> Exercise aim:
Find every line in the records below that contains the word "dump", and copy each such line.

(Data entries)
(begin)

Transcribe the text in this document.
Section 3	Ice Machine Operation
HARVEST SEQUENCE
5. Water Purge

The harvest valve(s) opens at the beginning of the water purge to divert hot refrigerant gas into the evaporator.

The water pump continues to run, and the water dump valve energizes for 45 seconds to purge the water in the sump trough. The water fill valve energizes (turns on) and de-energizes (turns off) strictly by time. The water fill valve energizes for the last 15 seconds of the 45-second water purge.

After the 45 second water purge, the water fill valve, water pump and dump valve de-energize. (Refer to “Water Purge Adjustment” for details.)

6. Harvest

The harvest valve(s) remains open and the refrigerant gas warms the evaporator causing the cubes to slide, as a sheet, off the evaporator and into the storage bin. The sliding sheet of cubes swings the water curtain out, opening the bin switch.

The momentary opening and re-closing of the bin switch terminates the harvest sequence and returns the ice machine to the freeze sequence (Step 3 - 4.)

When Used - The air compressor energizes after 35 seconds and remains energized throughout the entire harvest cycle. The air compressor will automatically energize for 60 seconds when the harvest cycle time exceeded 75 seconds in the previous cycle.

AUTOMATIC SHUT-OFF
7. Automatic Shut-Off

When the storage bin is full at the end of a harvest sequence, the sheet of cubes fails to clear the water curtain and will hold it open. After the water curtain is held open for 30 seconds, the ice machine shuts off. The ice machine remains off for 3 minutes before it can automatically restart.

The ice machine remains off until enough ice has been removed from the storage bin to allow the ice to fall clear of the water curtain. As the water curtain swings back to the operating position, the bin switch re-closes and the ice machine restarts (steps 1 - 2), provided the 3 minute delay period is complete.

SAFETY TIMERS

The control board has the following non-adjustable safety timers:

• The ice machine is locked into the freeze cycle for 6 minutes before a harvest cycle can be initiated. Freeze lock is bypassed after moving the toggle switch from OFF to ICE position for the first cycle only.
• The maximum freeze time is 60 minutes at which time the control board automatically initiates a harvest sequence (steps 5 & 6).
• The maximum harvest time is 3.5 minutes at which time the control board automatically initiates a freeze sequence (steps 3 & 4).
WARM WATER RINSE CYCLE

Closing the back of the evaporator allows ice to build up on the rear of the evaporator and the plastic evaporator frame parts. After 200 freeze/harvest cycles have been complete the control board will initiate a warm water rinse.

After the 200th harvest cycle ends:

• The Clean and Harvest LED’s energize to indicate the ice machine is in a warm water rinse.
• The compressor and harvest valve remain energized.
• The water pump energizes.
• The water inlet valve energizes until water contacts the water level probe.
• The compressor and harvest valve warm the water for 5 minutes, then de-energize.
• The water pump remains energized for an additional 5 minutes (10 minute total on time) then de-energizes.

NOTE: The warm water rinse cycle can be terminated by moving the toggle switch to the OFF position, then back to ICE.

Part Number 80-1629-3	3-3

(end)

> Answer for the task:
The water pump continues to run, and the water dump valve energizes for 45 seconds to purge the water in the sump trough. The water fill valve energizes (turns on) and de-energizes (turns off) strictly by time. The water fill valve energizes for the last 15 seconds of the 45-second water purge.
After the 45 second water purge, the water fill valve, water pump and dump valve de-energize. (Refer to “Water Purge Adjustment” for details.)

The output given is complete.